* [WHAT YOU HAVE TO DO] Answer with a single number, the count of lines holding the word "Хакасия".

* [ENTRIES SUPPLIED]
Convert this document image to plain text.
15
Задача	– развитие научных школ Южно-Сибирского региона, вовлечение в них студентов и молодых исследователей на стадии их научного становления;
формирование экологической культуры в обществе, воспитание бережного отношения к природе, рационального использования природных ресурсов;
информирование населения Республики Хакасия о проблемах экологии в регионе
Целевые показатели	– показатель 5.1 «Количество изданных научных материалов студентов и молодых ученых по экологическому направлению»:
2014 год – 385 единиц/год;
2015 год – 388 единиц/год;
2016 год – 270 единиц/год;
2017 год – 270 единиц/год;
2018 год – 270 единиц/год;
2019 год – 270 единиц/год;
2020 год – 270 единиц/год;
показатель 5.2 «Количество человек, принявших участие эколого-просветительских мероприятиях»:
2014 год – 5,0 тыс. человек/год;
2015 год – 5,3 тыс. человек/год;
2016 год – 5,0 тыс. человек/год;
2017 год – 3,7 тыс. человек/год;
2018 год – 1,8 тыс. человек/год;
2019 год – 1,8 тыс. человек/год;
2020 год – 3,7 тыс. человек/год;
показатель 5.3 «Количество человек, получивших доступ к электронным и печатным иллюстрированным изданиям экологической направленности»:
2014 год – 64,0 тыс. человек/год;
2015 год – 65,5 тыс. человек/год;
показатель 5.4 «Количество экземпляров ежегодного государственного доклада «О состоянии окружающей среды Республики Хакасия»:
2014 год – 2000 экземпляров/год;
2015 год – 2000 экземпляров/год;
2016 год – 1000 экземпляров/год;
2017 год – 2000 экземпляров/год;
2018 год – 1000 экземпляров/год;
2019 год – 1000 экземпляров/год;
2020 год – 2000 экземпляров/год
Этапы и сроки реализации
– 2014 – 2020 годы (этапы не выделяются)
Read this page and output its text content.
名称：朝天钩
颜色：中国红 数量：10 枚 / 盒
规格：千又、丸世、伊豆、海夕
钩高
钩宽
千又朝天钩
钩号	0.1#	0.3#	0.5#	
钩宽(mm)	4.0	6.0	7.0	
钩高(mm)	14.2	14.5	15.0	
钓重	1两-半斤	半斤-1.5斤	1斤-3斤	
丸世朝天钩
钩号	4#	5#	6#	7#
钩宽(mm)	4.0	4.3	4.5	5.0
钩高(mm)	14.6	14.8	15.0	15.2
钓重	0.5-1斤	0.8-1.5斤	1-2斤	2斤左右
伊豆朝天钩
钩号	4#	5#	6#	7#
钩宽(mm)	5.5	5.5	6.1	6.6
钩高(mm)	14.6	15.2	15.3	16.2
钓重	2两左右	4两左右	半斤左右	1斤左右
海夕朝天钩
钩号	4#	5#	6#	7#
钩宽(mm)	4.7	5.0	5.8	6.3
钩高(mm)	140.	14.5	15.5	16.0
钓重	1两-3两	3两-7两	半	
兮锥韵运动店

* [THE ANSWER] 2